__EXERCISE TASK__: Your answer should be a single number: the count of lines that include "учета".

"""

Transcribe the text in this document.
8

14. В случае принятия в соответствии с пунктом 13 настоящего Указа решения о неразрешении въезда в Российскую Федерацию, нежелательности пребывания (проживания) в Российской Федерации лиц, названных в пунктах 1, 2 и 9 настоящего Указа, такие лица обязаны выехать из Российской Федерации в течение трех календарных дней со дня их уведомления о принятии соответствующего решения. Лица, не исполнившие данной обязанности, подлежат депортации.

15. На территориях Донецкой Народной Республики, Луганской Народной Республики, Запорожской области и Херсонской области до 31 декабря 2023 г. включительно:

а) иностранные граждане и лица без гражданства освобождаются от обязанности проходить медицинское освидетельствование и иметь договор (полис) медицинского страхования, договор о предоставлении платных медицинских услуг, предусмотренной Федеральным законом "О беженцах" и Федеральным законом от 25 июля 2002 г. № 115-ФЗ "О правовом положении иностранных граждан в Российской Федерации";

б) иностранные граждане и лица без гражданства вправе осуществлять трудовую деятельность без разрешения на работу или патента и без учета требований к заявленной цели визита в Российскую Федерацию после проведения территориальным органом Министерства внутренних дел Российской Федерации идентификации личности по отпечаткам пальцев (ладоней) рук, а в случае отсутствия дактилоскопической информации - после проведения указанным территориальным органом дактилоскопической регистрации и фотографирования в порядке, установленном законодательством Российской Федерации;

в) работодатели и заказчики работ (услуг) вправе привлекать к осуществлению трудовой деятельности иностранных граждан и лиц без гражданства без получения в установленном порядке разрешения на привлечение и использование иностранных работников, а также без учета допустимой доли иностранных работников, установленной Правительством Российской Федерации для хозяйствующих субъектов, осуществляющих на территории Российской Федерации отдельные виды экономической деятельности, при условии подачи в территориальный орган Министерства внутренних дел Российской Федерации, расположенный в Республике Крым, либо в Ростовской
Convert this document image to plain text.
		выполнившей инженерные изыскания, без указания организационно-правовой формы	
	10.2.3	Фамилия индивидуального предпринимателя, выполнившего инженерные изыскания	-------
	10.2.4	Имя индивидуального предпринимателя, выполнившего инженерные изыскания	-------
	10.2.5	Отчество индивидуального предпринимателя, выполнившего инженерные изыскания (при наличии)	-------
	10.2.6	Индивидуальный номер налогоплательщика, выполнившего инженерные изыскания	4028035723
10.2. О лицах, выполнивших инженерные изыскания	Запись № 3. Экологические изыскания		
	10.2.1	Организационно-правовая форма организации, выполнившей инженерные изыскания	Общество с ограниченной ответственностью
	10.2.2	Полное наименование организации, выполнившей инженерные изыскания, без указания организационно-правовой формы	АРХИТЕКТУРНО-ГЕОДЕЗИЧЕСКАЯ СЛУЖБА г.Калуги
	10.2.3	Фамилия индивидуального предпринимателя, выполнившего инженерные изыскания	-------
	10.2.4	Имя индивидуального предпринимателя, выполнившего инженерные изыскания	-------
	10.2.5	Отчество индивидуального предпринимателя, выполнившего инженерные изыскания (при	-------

"""

__TASK OUTPUT__: 2